Work to be completed:
Return all entries precisely as they stand, without the images.

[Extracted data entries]
** START **

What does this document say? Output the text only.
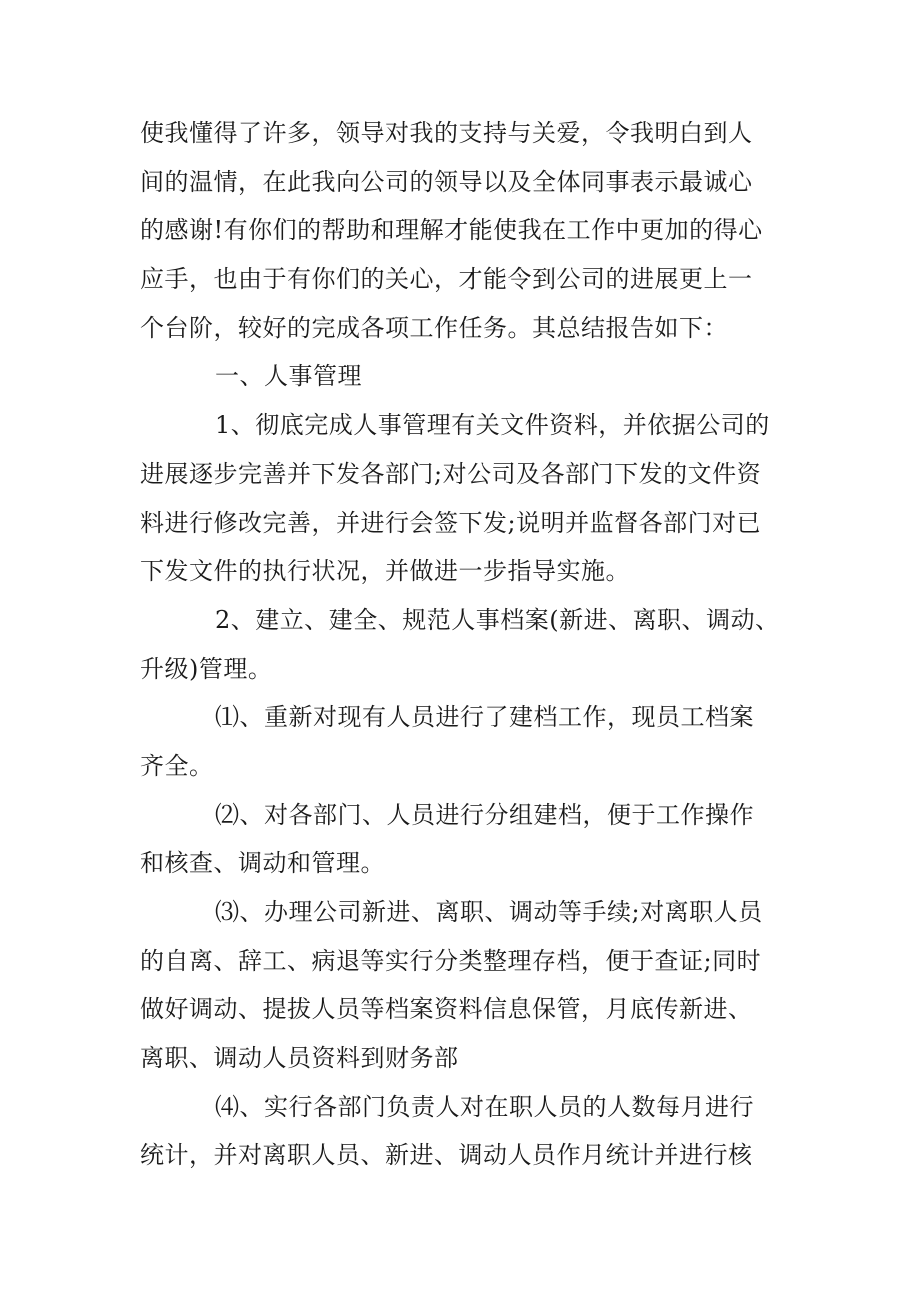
使我懂得了许多，领导对我的支持与关爱，令我明白到人
间的温情，在此我向公司的领导以及全体同事表示最诚心
的感谢!有你们的帮助和理解才能使我在工作中更加的得心
应手，也由于有你们的关心，才能令到公司的进展更上一
个台阶，较好的完成各项工作任务。其总结报告如下：
一、人事管理
1、彻底完成人事管理有关文件资料，并依据公司的
进展逐步完善并下发各部门;对公司及各部门下发的文件资
料进行修改完善，并进行会签下发;说明并监督各部门对已
下发文件的执行状况，并做进一步指导实施。
2、建立、建全、规范人事档案(新进、离职、调动、
升级)管理。
⑴、重新对现有人员进行了建档工作，现员工档案
齐全。
⑵、对各部门、人员进行分组建档，便于工作操作
和核查、调动和管理。
⑶、办理公司新进、离职、调动等手续;对离职人员
的自离、辞工、病退等实行分类整理存档，便于查证;同时
做好调动、提拔人员等档案资料信息保管，月底传新进、
离职、调动人员资料到财务部
⑷、实行各部门负责人对在职人员的人数每月进行
统计，并对离职人员、新进、调动人员作月统计并进行核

** END **

Completed exercise:
What does this document say? Output the text only.
使我懂得了许多，领导对我的支持与关爱，令我明白到人
间的温情，在此我向公司的领导以及全体同事表示最诚心
的感谢!有你们的帮助和理解才能使我在工作中更加的得心
应手，也由于有你们的关心，才能令到公司的进展更上一
个台阶，较好的完成各项工作任务。其总结报告如下：
一、人事管理
1、彻底完成人事管理有关文件资料，并依据公司的
进展逐步完善并下发各部门;对公司及各部门下发的文件资
料进行修改完善，并进行会签下发;说明并监督各部门对已
下发文件的执行状况，并做进一步指导实施。
2、建立、建全、规范人事档案(新进、离职、调动、
升级)管理。
⑴、重新对现有人员进行了建档工作，现员工档案
齐全。
⑵、对各部门、人员进行分组建档，便于工作操作
和核查、调动和管理。
⑶、办理公司新进、离职、调动等手续;对离职人员
的自离、辞工、病退等实行分类整理存档，便于查证;同时
做好调动、提拔人员等档案资料信息保管，月底传新进、
离职、调动人员资料到财务部
⑷、实行各部门负责人对在职人员的人数每月进行
统计，并对离职人员、新进、调动人员作月统计并进行核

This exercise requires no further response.